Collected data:
>> START

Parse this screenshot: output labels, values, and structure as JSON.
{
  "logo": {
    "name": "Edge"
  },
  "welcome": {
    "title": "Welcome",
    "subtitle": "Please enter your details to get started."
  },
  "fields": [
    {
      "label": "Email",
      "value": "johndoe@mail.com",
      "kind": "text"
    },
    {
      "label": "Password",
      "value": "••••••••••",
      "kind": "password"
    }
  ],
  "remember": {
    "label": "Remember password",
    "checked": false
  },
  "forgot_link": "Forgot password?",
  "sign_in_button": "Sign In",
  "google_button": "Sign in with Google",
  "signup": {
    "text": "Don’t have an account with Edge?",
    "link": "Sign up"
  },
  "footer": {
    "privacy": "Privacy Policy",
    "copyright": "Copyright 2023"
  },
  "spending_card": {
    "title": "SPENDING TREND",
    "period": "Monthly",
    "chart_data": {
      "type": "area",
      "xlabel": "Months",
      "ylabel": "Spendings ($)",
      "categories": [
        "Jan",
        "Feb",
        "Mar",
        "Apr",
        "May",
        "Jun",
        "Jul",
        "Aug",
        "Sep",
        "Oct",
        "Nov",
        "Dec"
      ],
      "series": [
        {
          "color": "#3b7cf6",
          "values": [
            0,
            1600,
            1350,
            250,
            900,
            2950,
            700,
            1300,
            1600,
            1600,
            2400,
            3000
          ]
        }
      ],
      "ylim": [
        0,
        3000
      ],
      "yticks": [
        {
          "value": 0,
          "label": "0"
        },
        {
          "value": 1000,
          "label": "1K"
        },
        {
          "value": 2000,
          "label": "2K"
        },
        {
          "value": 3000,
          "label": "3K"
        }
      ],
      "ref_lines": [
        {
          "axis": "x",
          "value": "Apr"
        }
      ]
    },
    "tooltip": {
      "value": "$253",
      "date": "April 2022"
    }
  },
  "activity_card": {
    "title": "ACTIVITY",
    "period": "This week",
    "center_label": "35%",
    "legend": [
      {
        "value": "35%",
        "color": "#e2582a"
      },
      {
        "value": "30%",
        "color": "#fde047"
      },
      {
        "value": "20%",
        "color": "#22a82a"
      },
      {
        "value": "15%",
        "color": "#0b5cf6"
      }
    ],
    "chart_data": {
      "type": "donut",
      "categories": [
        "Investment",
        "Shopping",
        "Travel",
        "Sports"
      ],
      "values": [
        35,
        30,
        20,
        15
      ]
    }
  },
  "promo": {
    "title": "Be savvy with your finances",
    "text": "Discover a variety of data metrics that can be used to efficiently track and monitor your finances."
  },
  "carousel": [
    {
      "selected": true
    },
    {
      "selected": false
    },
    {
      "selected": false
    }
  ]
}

>> END

**Challenge**
The whole listing above needs to be written out again exactly.

**Reply to the exercise**
Parse this screenshot: output labels, values, and structure as JSON.
{
  "logo": {
    "name": "Edge"
  },
  "welcome": {
    "title": "Welcome",
    "subtitle": "Please enter your details to get started."
  },
  "fields": [
    {
      "label": "Email",
      "value": "johndoe@mail.com",
      "kind": "text"
    },
    {
      "label": "Password",
      "value": "••••••••••",
      "kind": "password"
    }
  ],
  "remember": {
    "label": "Remember password",
    "checked": false
  },
  "forgot_link": "Forgot password?",
  "sign_in_button": "Sign In",
  "google_button": "Sign in with Google",
  "signup": {
    "text": "Don’t have an account with Edge?",
    "link": "Sign up"
  },
  "footer": {
    "privacy": "Privacy Policy",
    "copyright": "Copyright 2023"
  },
  "spending_card": {
    "title": "SPENDING TREND",
    "period": "Monthly",
    "chart_data": {
      "type": "area",
      "xlabel": "Months",
      "ylabel": "Spendings ($)",
      "categories": [
        "Jan",
        "Feb",
        "Mar",
        "Apr",
        "May",
        "Jun",
        "Jul",
        "Aug",
        "Sep",
        "Oct",
        "Nov",
        "Dec"
      ],
      "series": [
        {
          "color": "#3b7cf6",
          "values": [
            0,
            1600,
            1350,
            250,
            900,
            2950,
            700,
            1300,
            1600,
            1600,
            2400,
            3000
          ]
        }
      ],
      "ylim": [
        0,
        3000
      ],
      "yticks": [
        {
          "value": 0,
          "label": "0"
        },
        {
          "value": 1000,
          "label": "1K"
        },
        {
          "value": 2000,
          "label": "2K"
        },
        {
          "value": 3000,
          "label": "3K"
        }
      ],
      "ref_lines": [
        {
          "axis": "x",
          "value": "Apr"
        }
      ]
    },
    "tooltip": {
      "value": "$253",
      "date": "April 2022"
    }
  },
  "activity_card": {
    "title": "ACTIVITY",
    "period": "This week",
    "center_label": "35%",
    "legend": [
      {
        "value": "35%",
        "color": "#e2582a"
      },
      {
        "value": "30%",
        "color": "#fde047"
      },
      {
        "value": "20%",
        "color": "#22a82a"
      },
      {
        "value": "15%",
        "color": "#0b5cf6"
      }
    ],
    "chart_data": {
      "type": "donut",
      "categories": [
        "Investment",
        "Shopping",
        "Travel",
        "Sports"
      ],
      "values": [
        35,
        30,
        20,
        15
      ]
    }
  },
  "promo": {
    "title": "Be savvy with your finances",
    "text": "Discover a variety of data metrics that can be used to efficiently track and monitor your finances."
  },
  "carousel": [
    {
      "selected": true
    },
    {
      "selected": false
    },
    {
      "selected": false
    }
  ]
}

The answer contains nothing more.